Task description: Provide an exact reproduction of every entry.

*** Given records ***

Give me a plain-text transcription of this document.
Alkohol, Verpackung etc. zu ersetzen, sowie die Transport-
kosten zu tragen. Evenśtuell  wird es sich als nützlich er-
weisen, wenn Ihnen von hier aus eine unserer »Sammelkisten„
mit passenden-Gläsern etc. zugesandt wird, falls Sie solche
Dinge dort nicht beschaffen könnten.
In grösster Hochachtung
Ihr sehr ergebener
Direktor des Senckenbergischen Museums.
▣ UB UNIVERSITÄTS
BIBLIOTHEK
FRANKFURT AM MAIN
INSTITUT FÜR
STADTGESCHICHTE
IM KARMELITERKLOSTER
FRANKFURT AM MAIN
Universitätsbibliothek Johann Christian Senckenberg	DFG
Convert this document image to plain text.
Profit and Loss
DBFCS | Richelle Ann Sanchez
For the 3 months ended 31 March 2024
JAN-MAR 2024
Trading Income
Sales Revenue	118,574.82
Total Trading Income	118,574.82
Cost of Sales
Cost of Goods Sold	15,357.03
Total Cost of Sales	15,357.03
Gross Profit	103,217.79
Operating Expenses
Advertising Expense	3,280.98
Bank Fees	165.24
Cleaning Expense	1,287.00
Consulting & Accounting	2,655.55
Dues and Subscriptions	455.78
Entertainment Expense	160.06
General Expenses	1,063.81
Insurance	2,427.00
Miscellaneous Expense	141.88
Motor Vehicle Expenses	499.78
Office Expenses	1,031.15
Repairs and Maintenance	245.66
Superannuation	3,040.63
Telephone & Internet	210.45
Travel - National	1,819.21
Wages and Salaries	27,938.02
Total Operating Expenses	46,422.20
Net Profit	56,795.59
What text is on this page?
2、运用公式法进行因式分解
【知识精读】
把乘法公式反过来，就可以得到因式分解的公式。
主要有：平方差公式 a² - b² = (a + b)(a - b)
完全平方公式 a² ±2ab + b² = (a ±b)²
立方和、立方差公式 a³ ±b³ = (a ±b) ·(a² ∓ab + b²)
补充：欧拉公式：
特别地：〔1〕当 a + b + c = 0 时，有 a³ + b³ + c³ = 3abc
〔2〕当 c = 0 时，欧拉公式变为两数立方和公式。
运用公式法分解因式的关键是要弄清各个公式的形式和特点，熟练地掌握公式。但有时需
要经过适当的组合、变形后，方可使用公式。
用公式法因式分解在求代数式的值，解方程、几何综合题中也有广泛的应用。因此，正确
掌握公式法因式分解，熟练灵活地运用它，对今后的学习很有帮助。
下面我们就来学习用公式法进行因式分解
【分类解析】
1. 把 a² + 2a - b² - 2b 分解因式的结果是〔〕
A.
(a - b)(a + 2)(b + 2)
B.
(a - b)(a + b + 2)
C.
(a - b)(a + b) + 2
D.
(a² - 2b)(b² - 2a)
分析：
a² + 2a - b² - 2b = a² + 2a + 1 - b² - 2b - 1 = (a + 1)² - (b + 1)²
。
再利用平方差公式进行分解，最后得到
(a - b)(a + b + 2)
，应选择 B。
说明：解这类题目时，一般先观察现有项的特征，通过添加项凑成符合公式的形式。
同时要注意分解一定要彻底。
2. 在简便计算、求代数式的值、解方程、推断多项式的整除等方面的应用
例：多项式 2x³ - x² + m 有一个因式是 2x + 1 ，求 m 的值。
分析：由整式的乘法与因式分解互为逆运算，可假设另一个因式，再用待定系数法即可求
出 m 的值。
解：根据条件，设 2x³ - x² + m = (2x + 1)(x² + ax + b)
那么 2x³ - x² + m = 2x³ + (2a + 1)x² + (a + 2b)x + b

***

Completed task:
Give me a plain-text transcription of this document.
Alkohol, Verpackung etc. zu ersetzen, sowie die Transport-
kosten zu tragen. Evenśtuell  wird es sich als nützlich er-
weisen, wenn Ihnen von hier aus eine unserer »Sammelkisten„
mit passenden-Gläsern etc. zugesandt wird, falls Sie solche
Dinge dort nicht beschaffen könnten.
In grösster Hochachtung
Ihr sehr ergebener
Direktor des Senckenbergischen Museums.
▣ UB UNIVERSITÄTS
BIBLIOTHEK
FRANKFURT AM MAIN
INSTITUT FÜR
STADTGESCHICHTE
IM KARMELITERKLOSTER
FRANKFURT AM MAIN
Universitätsbibliothek Johann Christian Senckenberg	DFG
Convert this document image to plain text.
Profit and Loss
DBFCS | Richelle Ann Sanchez
For the 3 months ended 31 March 2024
JAN-MAR 2024
Trading Income
Sales Revenue	118,574.82
Total Trading Income	118,574.82
Cost of Sales
Cost of Goods Sold	15,357.03
Total Cost of Sales	15,357.03
Gross Profit	103,217.79
Operating Expenses
Advertising Expense	3,280.98
Bank Fees	165.24
Cleaning Expense	1,287.00
Consulting & Accounting	2,655.55
Dues and Subscriptions	455.78
Entertainment Expense	160.06
General Expenses	1,063.81
Insurance	2,427.00
Miscellaneous Expense	141.88
Motor Vehicle Expenses	499.78
Office Expenses	1,031.15
Repairs and Maintenance	245.66
Superannuation	3,040.63
Telephone & Internet	210.45
Travel - National	1,819.21
Wages and Salaries	27,938.02
Total Operating Expenses	46,422.20
Net Profit	56,795.59
What text is on this page?
2、运用公式法进行因式分解
【知识精读】
把乘法公式反过来，就可以得到因式分解的公式。
主要有：平方差公式 a² - b² = (a + b)(a - b)
完全平方公式 a² ±2ab + b² = (a ±b)²
立方和、立方差公式 a³ ±b³ = (a ±b) ·(a² ∓ab + b²)
补充：欧拉公式：
特别地：〔1〕当 a + b + c = 0 时，有 a³ + b³ + c³ = 3abc
〔2〕当 c = 0 时，欧拉公式变为两数立方和公式。
运用公式法分解因式的关键是要弄清各个公式的形式和特点，熟练地掌握公式。但有时需
要经过适当的组合、变形后，方可使用公式。
用公式法因式分解在求代数式的值，解方程、几何综合题中也有广泛的应用。因此，正确
掌握公式法因式分解，熟练灵活地运用它，对今后的学习很有帮助。
下面我们就来学习用公式法进行因式分解
【分类解析】
1. 把 a² + 2a - b² - 2b 分解因式的结果是〔〕
A.
(a - b)(a + 2)(b + 2)
B.
(a - b)(a + b + 2)
C.
(a - b)(a + b) + 2
D.
(a² - 2b)(b² - 2a)
分析：
a² + 2a - b² - 2b = a² + 2a + 1 - b² - 2b - 1 = (a + 1)² - (b + 1)²
。
再利用平方差公式进行分解，最后得到
(a - b)(a + b + 2)
，应选择 B。
说明：解这类题目时，一般先观察现有项的特征，通过添加项凑成符合公式的形式。
同时要注意分解一定要彻底。
2. 在简便计算、求代数式的值、解方程、推断多项式的整除等方面的应用
例：多项式 2x³ - x² + m 有一个因式是 2x + 1 ，求 m 的值。
分析：由整式的乘法与因式分解互为逆运算，可假设另一个因式，再用待定系数法即可求
出 m 的值。
解：根据条件，设 2x³ - x² + m = (2x + 1)(x² + ax + b)
那么 2x³ - x² + m = 2x³ + (2a + 1)x² + (a + 2b)x + b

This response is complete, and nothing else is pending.